Required work
Set down every record once more, exactly as given.

Listed records
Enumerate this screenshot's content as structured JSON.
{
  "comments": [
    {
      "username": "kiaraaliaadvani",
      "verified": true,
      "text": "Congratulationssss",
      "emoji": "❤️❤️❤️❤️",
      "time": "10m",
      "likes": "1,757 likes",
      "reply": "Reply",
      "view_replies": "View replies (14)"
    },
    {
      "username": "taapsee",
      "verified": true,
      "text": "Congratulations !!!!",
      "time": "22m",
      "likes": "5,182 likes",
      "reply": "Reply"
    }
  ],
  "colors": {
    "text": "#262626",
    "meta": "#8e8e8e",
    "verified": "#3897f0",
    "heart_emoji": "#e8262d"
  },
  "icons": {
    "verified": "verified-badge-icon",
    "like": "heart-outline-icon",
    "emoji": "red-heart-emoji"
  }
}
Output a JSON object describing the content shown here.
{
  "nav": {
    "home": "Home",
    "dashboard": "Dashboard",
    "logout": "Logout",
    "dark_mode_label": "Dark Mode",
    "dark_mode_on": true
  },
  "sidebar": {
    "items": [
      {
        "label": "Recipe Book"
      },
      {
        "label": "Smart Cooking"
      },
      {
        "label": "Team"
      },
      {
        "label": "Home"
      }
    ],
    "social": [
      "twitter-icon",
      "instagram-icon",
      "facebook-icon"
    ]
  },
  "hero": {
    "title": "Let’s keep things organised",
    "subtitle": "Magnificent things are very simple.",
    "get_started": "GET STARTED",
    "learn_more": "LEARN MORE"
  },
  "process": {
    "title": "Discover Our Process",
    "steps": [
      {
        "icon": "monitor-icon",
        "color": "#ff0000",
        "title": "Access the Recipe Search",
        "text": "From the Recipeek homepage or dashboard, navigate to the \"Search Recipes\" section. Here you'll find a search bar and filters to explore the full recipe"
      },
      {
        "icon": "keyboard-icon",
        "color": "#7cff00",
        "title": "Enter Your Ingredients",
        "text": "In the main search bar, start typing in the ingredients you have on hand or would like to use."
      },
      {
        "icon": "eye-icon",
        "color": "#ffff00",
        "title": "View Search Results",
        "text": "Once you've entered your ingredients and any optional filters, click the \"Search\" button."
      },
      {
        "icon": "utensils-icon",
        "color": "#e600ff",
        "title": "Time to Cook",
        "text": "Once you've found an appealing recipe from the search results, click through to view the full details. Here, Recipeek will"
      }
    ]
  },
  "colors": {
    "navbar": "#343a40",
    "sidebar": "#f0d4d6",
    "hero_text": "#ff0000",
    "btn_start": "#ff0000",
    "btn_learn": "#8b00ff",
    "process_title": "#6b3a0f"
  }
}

Solution for this exercise
Enumerate this screenshot's content as structured JSON.
{
  "comments": [
    {
      "username": "kiaraaliaadvani",
      "verified": true,
      "text": "Congratulationssss",
      "emoji": "❤️❤️❤️❤️",
      "time": "10m",
      "likes": "1,757 likes",
      "reply": "Reply",
      "view_replies": "View replies (14)"
    },
    {
      "username": "taapsee",
      "verified": true,
      "text": "Congratulations !!!!",
      "time": "22m",
      "likes": "5,182 likes",
      "reply": "Reply"
    }
  ],
  "colors": {
    "text": "#262626",
    "meta": "#8e8e8e",
    "verified": "#3897f0",
    "heart_emoji": "#e8262d"
  },
  "icons": {
    "verified": "verified-badge-icon",
    "like": "heart-outline-icon",
    "emoji": "red-heart-emoji"
  }
}
Output a JSON object describing the content shown here.
{
  "nav": {
    "home": "Home",
    "dashboard": "Dashboard",
    "logout": "Logout",
    "dark_mode_label": "Dark Mode",
    "dark_mode_on": true
  },
  "sidebar": {
    "items": [
      {
        "label": "Recipe Book"
      },
      {
        "label": "Smart Cooking"
      },
      {
        "label": "Team"
      },
      {
        "label": "Home"
      }
    ],
    "social": [
      "twitter-icon",
      "instagram-icon",
      "facebook-icon"
    ]
  },
  "hero": {
    "title": "Let’s keep things organised",
    "subtitle": "Magnificent things are very simple.",
    "get_started": "GET STARTED",
    "learn_more": "LEARN MORE"
  },
  "process": {
    "title": "Discover Our Process",
    "steps": [
      {
        "icon": "monitor-icon",
        "color": "#ff0000",
        "title": "Access the Recipe Search",
        "text": "From the Recipeek homepage or dashboard, navigate to the \"Search Recipes\" section. Here you'll find a search bar and filters to explore the full recipe"
      },
      {
        "icon": "keyboard-icon",
        "color": "#7cff00",
        "title": "Enter Your Ingredients",
        "text": "In the main search bar, start typing in the ingredients you have on hand or would like to use."
      },
      {
        "icon": "eye-icon",
        "color": "#ffff00",
        "title": "View Search Results",
        "text": "Once you've entered your ingredients and any optional filters, click the \"Search\" button."
      },
      {
        "icon": "utensils-icon",
        "color": "#e600ff",
        "title": "Time to Cook",
        "text": "Once you've found an appealing recipe from the search results, click through to view the full details. Here, Recipeek will"
      }
    ]
  },
  "colors": {
    "navbar": "#343a40",
    "sidebar": "#f0d4d6",
    "hero_text": "#ff0000",
    "btn_start": "#ff0000",
    "btn_learn": "#8b00ff",
    "process_title": "#6b3a0f"
  }
}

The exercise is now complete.